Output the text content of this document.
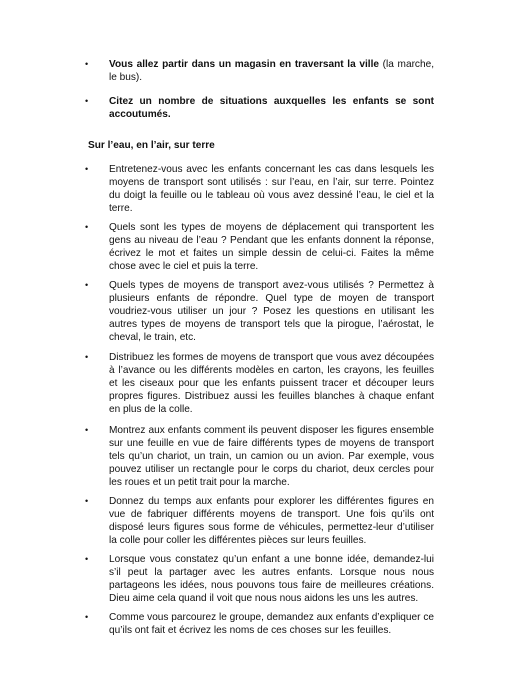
• Vous allez partir dans un magasin en traversant la ville (la marche, le bus).
• Citez un nombre de situations auxquelles les enfants se sont accoutumés.
Sur l’eau, en l’air, sur terre
• Entretenez-vous avec les enfants concernant les cas dans lesquels les moyens de transport sont utilisés : sur l’eau, en l’air, sur terre. Pointez du doigt la feuille ou le tableau où vous avez dessiné l’eau, le ciel et la terre.
• Quels sont les types de moyens de déplacement qui transportent les gens au niveau de l’eau ? Pendant que les enfants donnent la réponse, écrivez le mot et faites un simple dessin de celui-ci. Faites la même chose avec le ciel et puis la terre.
• Quels types de moyens de transport avez-vous utilisés ? Permettez à plusieurs enfants de répondre. Quel type de moyen de transport voudriez-vous utiliser un jour ? Posez les questions en utilisant les autres types de moyens de transport tels que la pirogue, l’aérostat, le cheval, le train, etc.
• Distribuez les formes de moyens de transport que vous avez découpées à l’avance ou les différents modèles en carton, les crayons, les feuilles et les ciseaux pour que les enfants puissent tracer et découper leurs propres figures. Distribuez aussi les feuilles blanches à chaque enfant en plus de la colle.
• Montrez aux enfants comment ils peuvent disposer les figures ensemble sur une feuille en vue de faire différents types de moyens de transport tels qu’un chariot, un train, un camion ou un avion. Par exemple, vous pouvez utiliser un rectangle pour le corps du chariot, deux cercles pour les roues et un petit trait pour la marche.
• Donnez du temps aux enfants pour explorer les différentes figures en vue de fabriquer différents moyens de transport. Une fois qu’ils ont disposé leurs figures sous forme de véhicules, permettez-leur d’utiliser la colle pour coller les différentes pièces sur leurs feuilles.
• Lorsque vous constatez qu’un enfant a une bonne idée, demandez-lui s’il peut la partager avec les autres enfants. Lorsque nous nous partageons les idées, nous pouvons tous faire de meilleures créations. Dieu aime cela quand il voit que nous nous aidons les uns les autres.
• Comme vous parcourez le groupe, demandez aux enfants d’expliquer ce qu’ils ont fait et écrivez les noms de ces choses sur les feuilles.
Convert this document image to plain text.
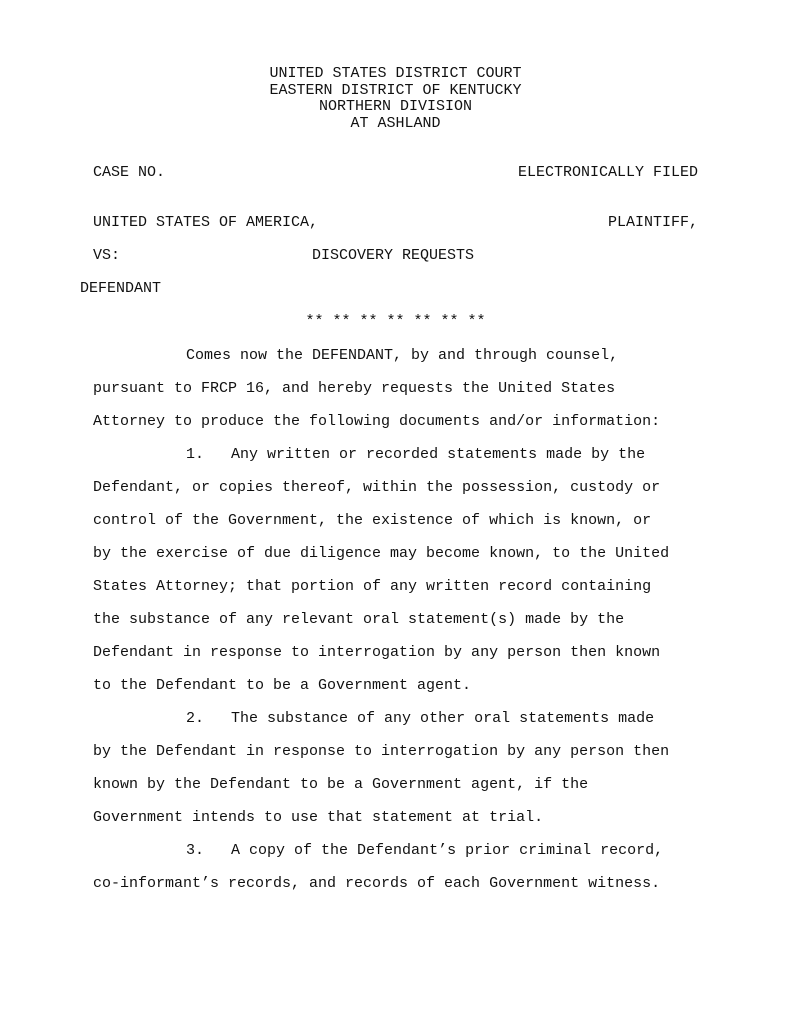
UNITED STATES DISTRICT COURT
EASTERN DISTRICT OF KENTUCKY
NORTHERN DIVISION
AT ASHLAND
CASE NO.	ELECTRONICALLY FILED
UNITED STATES OF AMERICA,	PLAINTIFF,
VS:	DISCOVERY REQUESTS
DEFENDANT
** ** ** ** ** ** **
Comes now the DEFENDANT, by and through counsel,
pursuant to FRCP 16, and hereby requests the United States
Attorney to produce the following documents and/or information:
1. Any written or recorded statements made by the
Defendant, or copies thereof, within the possession, custody or
control of the Government, the existence of which is known, or
by the exercise of due diligence may become known, to the United
States Attorney; that portion of any written record containing
the substance of any relevant oral statement(s) made by the
Defendant in response to interrogation by any person then known
to the Defendant to be a Government agent.
2. The substance of any other oral statements made
by the Defendant in response to interrogation by any person then
known by the Defendant to be a Government agent, if the
Government intends to use that statement at trial.
3. A copy of the Defendant’s prior criminal record,
co-informant’s records, and records of each Government witness.
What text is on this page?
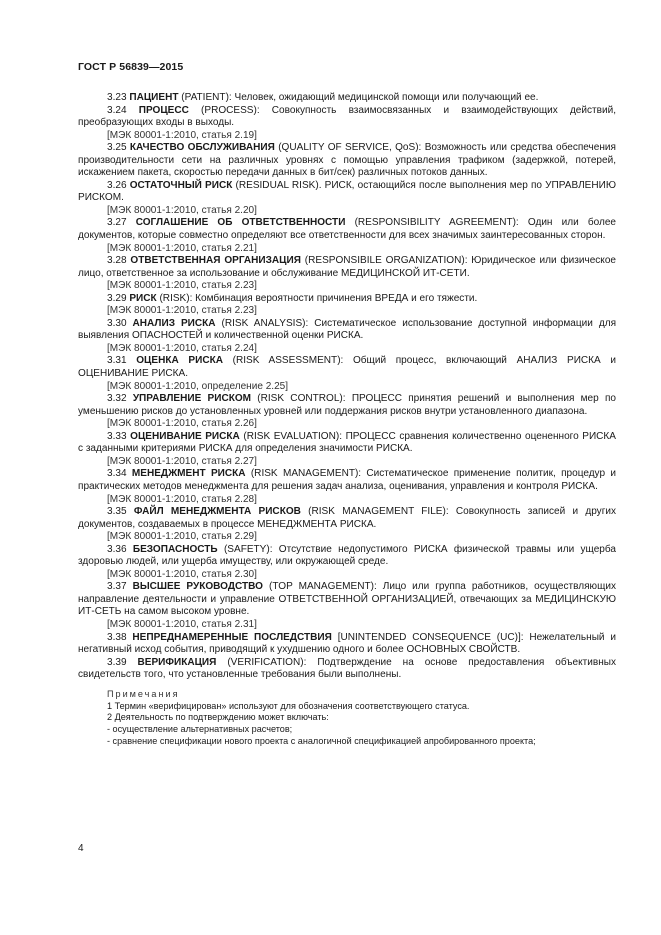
ГОСТ Р 56839—2015

3.23 ПАЦИЕНТ (PATIENT): Человек, ожидающий медицинской помощи или получающий ее.

3.24 ПРОЦЕСС (PROCESS): Совокупность взаимосвязанных и взаимодействующих действий, преобразующих входы в выходы.

[МЭК 80001-1:2010, статья 2.19]

3.25 КАЧЕСТВО ОБСЛУЖИВАНИЯ (QUALITY OF SERVICE, QoS): Возможность или средства обеспечения производительности сети на различных уровнях с помощью управления трафиком (задержкой, потерей, искажением пакета, скоростью передачи данных в бит/сек) различных потоков данных.

3.26 ОСТАТОЧНЫЙ РИСК (RESIDUAL RISK). РИСК, остающийся после выполнения мер по УПРАВЛЕНИЮ РИСКОМ.

[МЭК 80001-1:2010, статья 2.20]

3.27 СОГЛАШЕНИЕ ОБ ОТВЕТСТВЕННОСТИ (RESPONSIBILITY AGREEMENT): Один или более документов, которые совместно определяют все ответственности для всех значимых заинтересованных сторон.

[МЭК 80001-1:2010, статья 2.21]

3.28 ОТВЕТСТВЕННАЯ ОРГАНИЗАЦИЯ (RESPONSIBILE ORGANIZATION): Юридическое или физическое лицо, ответственное за использование и обслуживание МЕДИЦИНСКОЙ ИТ-СЕТИ.

[МЭК 80001-1:2010, статья 2.23]

3.29 РИСК (RISK): Комбинация вероятности причинения ВРЕДА и его тяжести.

[МЭК 80001-1:2010, статья 2.23]

3.30 АНАЛИЗ РИСКА (RISK ANALYSIS): Систематическое использование доступной информации для выявления ОПАСНОСТЕЙ и количественной оценки РИСКА.

[МЭК 80001-1:2010, статья 2.24]

3.31 ОЦЕНКА РИСКА (RISK ASSESSMENT): Общий процесс, включающий АНАЛИЗ РИСКА и ОЦЕНИВАНИЕ РИСКА.

[МЭК 80001-1:2010, определение 2.25]

3.32 УПРАВЛЕНИЕ РИСКОМ (RISK CONTROL): ПРОЦЕСС принятия решений и выполнения мер по уменьшению рисков до установленных уровней или поддержания рисков внутри установленного диапазона.

[МЭК 80001-1:2010, статья 2.26]

3.33 ОЦЕНИВАНИЕ РИСКА (RISK EVALUATION): ПРОЦЕСС сравнения количественно оцененного РИСКА с заданными критериями РИСКА для определения значимости РИСКА.

[МЭК 80001-1:2010, статья 2.27]

3.34 МЕНЕДЖМЕНТ РИСКА (RISK MANAGEMENT): Систематическое применение политик, процедур и практических методов менеджмента для решения задач анализа, оценивания, управления и контроля РИСКА.

[МЭК 80001-1:2010, статья 2.28]

3.35 ФАЙЛ МЕНЕДЖМЕНТА РИСКОВ (RISK MANAGEMENT FILE): Совокупность записей и других документов, создаваемых в процессе МЕНЕДЖМЕНТА РИСКА.

[МЭК 80001-1:2010, статья 2.29]

3.36 БЕЗОПАСНОСТЬ (SAFETY): Отсутствие недопустимого РИСКА физической травмы или ущерба здоровью людей, или ущерба имуществу, или окружающей среде.

[МЭК 80001-1:2010, статья 2.30]

3.37 ВЫСШЕЕ РУКОВОДСТВО (TOP MANAGEMENT): Лицо или группа работников, осуществляющих направление деятельности и управление ОТВЕТСТВЕННОЙ ОРГАНИЗАЦИЕЙ, отвечающих за МЕДИЦИНСКУЮ ИТ-СЕТЬ на самом высоком уровне.

[МЭК 80001-1:2010, статья 2.31]

3.38 НЕПРЕДНАМЕРЕННЫЕ ПОСЛЕДСТВИЯ [UNINTENDED CONSEQUENCE (UC)]: Нежелательный и негативный исход события, приводящий к ухудшению одного и более ОСНОВНЫХ СВОЙСТВ.

3.39 ВЕРИФИКАЦИЯ (VERIFICATION): Подтверждение на основе предоставления объективных свидетельств того, что установленные требования были выполнены.

Примечания

1 Термин «верифицирован» используют для обозначения соответствующего статуса.

2 Деятельность по подтверждению может включать:

- осуществление альтернативных расчетов;

- сравнение спецификации нового проекта с аналогичной спецификацией апробированного проекта;

4
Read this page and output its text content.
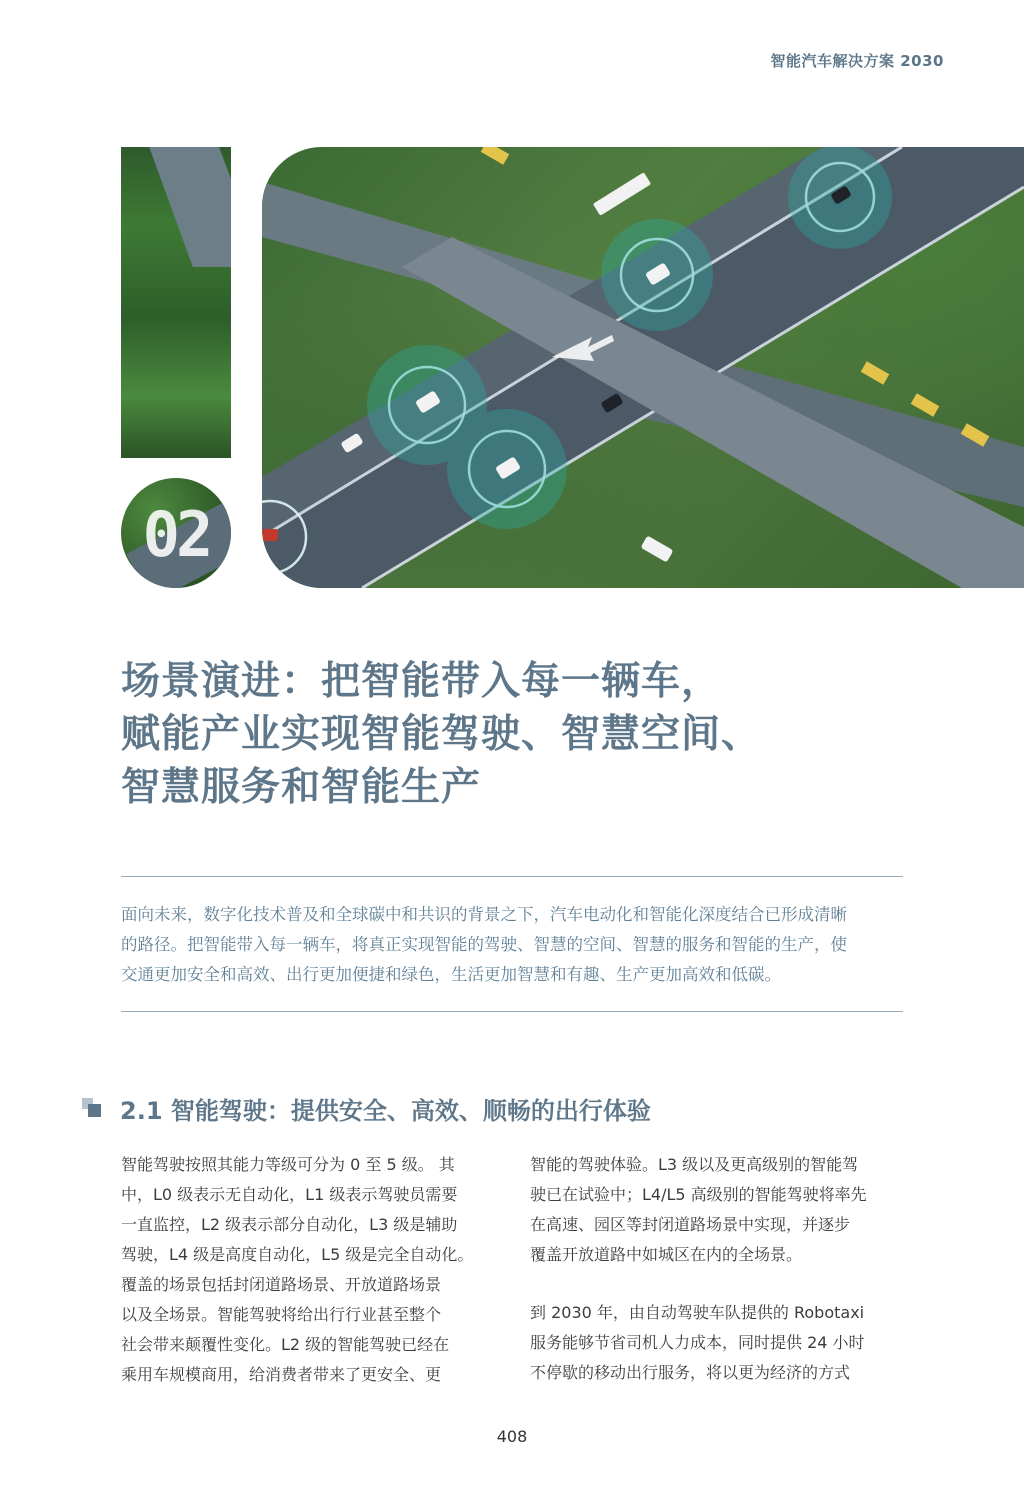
智能汽车解决方案 2030
02
场景演进：把智能带入每一辆车，
赋能产业实现智能驾驶、智慧空间、
智慧服务和智能生产
面向未来，数字化技术普及和全球碳中和共识的背景之下，汽车电动化和智能化深度结合已形成清晰
的路径。把智能带入每一辆车，将真正实现智能的驾驶、智慧的空间、智慧的服务和智能的生产，使
交通更加安全和高效、出行更加便捷和绿色，生活更加智慧和有趣、生产更加高效和低碳。
2.1 智能驾驶：提供安全、高效、顺畅的出行体验
智能驾驶按照其能力等级可分为 0 至 5 级。 其
中，L0 级表示无自动化，L1 级表示驾驶员需要
一直监控，L2 级表示部分自动化，L3 级是辅助
驾驶，L4 级是高度自动化，L5 级是完全自动化。
覆盖的场景包括封闭道路场景、开放道路场景
以及全场景。智能驾驶将给出行行业甚至整个
社会带来颠覆性变化。L2 级的智能驾驶已经在
乘用车规模商用，给消费者带来了更安全、更
智能的驾驶体验。L3 级以及更高级别的智能驾
驶已在试验中；L4/L5 高级别的智能驾驶将率先
在高速、园区等封闭道路场景中实现，并逐步
覆盖开放道路中如城区在内的全场景。
到 2030 年，由自动驾驶车队提供的 Robotaxi
服务能够节省司机人力成本，同时提供 24 小时
不停歇的移动出行服务，将以更为经济的方式
408
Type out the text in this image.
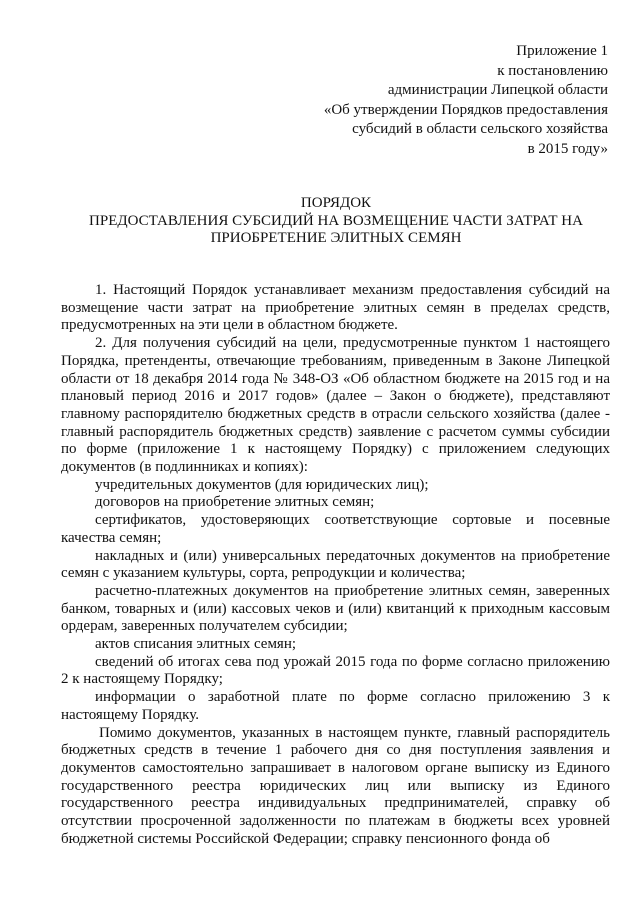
Приложение 1
к постановлению
администрации Липецкой области
«Об утверждении Порядков предоставления
субсидий в области сельского хозяйства
в 2015 году»
ПОРЯДОК
ПРЕДОСТАВЛЕНИЯ СУБСИДИЙ НА ВОЗМЕЩЕНИЕ ЧАСТИ ЗАТРАТ НА
ПРИОБРЕТЕНИЕ ЭЛИТНЫХ СЕМЯН

1. Настоящий Порядок устанавливает механизм предоставления субсидий на возмещение части затрат на приобретение элитных семян в пределах средств, предусмотренных на эти цели в областном бюджете.

2. Для получения субсидий на цели, предусмотренные пунктом 1 настоящего Порядка, претенденты, отвечающие требованиям, приведенным в Законе Липецкой области от 18 декабря 2014 года № 348-ОЗ «Об областном бюджете на 2015 год и на плановый период 2016 и 2017 годов» (далее – Закон о бюджете), представляют главному распорядителю бюджетных средств в отрасли сельского хозяйства (далее - главный распорядитель бюджетных средств) заявление с расчетом суммы субсидии по форме (приложение 1 к настоящему Порядку) с приложением следующих документов (в подлинниках и копиях):

учредительных документов (для юридических лиц);

договоров на приобретение элитных семян;

сертификатов, удостоверяющих соответствующие сортовые и посевные качества семян;

накладных и (или) универсальных передаточных документов на приобретение семян с указанием культуры, сорта, репродукции и количества;

расчетно-платежных документов на приобретение элитных семян, заверенных банком, товарных и (или) кассовых чеков и (или) квитанций к приходным кассовым ордерам, заверенных получателем субсидии;

актов списания элитных семян;

сведений об итогах сева под урожай 2015 года по форме согласно приложению 2 к настоящему Порядку;

информации о заработной плате по форме согласно приложению 3 к настоящему Порядку.

Помимо документов, указанных в настоящем пункте, главный распорядитель бюджетных средств в течение 1 рабочего дня со дня поступления заявления и документов самостоятельно запрашивает в налоговом органе выписку из Единого государственного реестра юридических лиц или выписку из Единого государственного реестра индивидуальных предпринимателей, справку об отсутствии просроченной задолженности по платежам в бюджеты всех уровней бюджетной системы Российской Федерации; справку пенсионного фонда об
#####
### Goal of the exercise
Of the lines above, how many include the word "DISTRICT"? Reply with the number alone.

### Result of this task
2